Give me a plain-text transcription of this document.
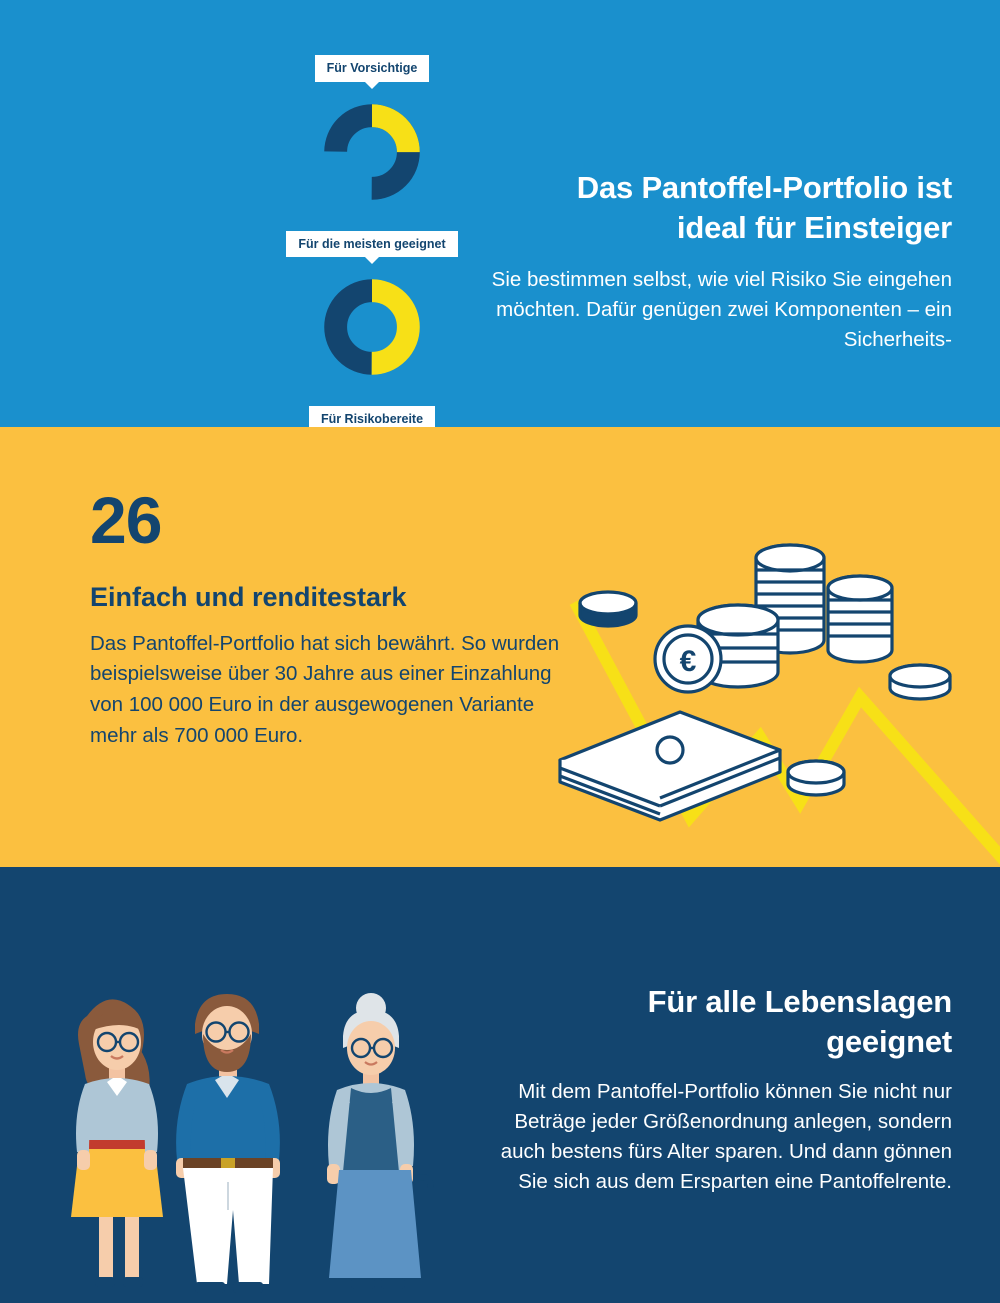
Für Vorsichtige
Für die meisten geeignet
Für Risikobereite
Das Pantoffel-Portfolio ist
ideal für Einsteiger
Sie bestimmen selbst, wie viel Risiko Sie eingehen möchten. Dafür genügen zwei Komponenten – ein Sicherheits-
26
Einfach und renditestark
Das Pantoffel-Portfolio hat sich bewährt. So wurden beispielsweise über 30 Jahre aus einer Einzahlung von 100 000 Euro in der ausgewogenen Variante mehr als 700 000 Euro.
€
Für alle Lebenslagen
geeignet
Mit dem Pantoffel-Portfolio können Sie nicht nur Beträge jeder Größenordnung anlegen, sondern auch bestens fürs Alter sparen. Und dann gönnen Sie sich aus dem Ersparten eine Pantoffelrente.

+---+

> **TASK PROMPT**: Using the listing above, list every line in which the string "Portfolio" occurs.

> **RESULT OF THE TASK**:
Das Pantoffel-Portfolio ist
Das Pantoffel-Portfolio hat sich bewährt. So wurden beispielsweise über 30 Jahre aus einer Einzahlung von 100 000 Euro in der ausgewogenen Variante mehr als 700 000 Euro.
Mit dem Pantoffel-Portfolio können Sie nicht nur Beträge jeder Größenordnung anlegen, sondern auch bestens fürs Alter sparen. Und dann gönnen Sie sich aus dem Ersparten eine Pantoffelrente.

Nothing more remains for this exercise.